═════ Records for the exercise

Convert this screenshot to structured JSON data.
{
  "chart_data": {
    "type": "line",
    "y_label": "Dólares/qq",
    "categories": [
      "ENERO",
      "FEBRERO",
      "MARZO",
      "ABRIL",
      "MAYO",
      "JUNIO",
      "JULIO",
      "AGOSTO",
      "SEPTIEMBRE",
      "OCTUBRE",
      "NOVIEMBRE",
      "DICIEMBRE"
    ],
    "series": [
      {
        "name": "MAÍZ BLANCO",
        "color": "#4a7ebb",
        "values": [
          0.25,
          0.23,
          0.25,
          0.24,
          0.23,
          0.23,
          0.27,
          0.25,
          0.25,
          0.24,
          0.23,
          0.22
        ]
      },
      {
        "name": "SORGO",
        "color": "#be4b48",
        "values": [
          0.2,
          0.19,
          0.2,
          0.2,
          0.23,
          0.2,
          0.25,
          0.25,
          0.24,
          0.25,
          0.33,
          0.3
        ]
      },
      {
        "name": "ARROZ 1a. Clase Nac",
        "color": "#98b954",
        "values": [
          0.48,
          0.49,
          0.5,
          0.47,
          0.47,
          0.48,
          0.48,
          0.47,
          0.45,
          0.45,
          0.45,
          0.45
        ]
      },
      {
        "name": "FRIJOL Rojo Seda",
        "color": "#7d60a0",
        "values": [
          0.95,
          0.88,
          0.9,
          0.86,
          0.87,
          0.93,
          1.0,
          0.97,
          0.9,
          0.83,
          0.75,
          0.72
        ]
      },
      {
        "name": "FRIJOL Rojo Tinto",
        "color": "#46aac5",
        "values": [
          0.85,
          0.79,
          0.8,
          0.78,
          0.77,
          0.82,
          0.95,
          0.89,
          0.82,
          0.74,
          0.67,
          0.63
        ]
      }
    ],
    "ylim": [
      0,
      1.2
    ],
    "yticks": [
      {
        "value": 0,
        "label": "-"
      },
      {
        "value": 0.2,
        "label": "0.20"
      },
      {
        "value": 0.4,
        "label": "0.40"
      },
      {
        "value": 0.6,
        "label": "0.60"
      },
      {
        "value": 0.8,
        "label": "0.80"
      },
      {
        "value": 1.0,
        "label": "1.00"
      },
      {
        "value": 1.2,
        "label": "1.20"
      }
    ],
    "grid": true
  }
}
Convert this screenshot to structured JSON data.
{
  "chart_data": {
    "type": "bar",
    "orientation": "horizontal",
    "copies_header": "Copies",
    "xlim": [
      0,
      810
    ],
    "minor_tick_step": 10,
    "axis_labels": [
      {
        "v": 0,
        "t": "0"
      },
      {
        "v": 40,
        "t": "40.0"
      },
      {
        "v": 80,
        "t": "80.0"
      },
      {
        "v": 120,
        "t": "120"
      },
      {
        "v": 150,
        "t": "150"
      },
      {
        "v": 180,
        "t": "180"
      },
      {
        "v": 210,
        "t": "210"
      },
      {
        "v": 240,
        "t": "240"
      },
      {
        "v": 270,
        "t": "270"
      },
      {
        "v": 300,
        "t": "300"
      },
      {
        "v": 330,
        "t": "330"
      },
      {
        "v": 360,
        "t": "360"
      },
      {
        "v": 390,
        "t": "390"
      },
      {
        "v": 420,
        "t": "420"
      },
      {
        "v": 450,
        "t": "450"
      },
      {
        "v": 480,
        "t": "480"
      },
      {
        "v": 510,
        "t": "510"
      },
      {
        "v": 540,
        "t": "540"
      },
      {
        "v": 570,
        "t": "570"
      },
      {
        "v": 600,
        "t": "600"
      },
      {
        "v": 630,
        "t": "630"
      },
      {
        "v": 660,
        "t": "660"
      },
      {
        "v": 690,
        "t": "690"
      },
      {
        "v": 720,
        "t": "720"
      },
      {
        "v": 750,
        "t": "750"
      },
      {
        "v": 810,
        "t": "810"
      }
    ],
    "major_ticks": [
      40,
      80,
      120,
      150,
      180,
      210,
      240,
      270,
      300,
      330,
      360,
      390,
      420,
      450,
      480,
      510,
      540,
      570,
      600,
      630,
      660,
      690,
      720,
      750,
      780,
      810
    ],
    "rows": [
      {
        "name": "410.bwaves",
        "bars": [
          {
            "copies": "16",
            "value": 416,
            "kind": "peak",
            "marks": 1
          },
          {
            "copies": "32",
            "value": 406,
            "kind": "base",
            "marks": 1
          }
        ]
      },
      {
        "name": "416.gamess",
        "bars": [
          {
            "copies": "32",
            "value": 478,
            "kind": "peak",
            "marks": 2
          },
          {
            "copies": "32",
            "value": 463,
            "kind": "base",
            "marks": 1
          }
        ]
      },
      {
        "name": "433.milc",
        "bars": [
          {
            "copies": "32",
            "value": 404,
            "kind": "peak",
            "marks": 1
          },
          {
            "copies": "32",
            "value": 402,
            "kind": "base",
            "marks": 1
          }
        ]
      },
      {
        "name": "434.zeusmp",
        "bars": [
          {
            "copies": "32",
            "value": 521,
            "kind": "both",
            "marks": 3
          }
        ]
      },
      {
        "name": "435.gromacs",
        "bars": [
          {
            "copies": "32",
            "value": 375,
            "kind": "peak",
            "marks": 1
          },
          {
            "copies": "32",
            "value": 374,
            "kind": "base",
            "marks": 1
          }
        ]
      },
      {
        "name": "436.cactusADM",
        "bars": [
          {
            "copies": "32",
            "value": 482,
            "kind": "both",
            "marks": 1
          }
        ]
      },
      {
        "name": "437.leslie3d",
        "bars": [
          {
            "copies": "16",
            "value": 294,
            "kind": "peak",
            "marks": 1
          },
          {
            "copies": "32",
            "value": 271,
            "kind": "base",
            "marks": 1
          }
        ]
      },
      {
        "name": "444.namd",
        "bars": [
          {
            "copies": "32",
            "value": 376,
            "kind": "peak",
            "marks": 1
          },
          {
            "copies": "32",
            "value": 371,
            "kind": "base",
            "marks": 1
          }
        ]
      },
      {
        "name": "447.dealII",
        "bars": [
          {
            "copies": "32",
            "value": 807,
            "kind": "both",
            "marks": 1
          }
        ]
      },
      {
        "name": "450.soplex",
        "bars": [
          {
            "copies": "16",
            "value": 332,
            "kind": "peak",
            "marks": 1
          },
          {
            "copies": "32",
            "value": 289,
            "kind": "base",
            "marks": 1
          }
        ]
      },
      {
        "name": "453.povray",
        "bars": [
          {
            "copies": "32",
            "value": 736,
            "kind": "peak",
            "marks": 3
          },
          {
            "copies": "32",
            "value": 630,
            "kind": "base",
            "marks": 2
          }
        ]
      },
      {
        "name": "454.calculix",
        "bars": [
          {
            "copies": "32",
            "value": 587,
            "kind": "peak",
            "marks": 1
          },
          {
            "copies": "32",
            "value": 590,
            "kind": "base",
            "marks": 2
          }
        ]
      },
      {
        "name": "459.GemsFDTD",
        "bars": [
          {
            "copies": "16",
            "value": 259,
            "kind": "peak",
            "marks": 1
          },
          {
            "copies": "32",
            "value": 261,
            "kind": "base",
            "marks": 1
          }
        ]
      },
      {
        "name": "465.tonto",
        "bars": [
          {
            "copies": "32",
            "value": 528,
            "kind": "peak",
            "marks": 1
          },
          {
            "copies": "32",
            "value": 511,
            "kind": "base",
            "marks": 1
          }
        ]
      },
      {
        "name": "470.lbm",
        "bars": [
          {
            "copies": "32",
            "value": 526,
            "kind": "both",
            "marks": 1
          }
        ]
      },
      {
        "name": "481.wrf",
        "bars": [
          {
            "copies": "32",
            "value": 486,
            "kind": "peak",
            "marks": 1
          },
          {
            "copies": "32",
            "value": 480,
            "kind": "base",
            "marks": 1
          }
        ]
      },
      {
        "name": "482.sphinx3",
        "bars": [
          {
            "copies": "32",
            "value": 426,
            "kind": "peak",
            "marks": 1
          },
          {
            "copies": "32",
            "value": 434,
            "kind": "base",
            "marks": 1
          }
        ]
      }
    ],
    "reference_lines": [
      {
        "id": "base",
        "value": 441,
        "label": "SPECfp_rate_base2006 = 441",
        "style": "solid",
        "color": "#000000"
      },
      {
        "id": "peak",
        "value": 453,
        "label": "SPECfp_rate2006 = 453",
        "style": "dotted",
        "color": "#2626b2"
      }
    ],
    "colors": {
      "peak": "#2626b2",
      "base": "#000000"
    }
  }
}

══════════

The request ▸
Locate the word "FRIJOL" in the records above, and return each line that has it.

Answer for this exercise ▸
        "name": "FRIJOL Rojo Seda",
        "name": "FRIJOL Rojo Tinto",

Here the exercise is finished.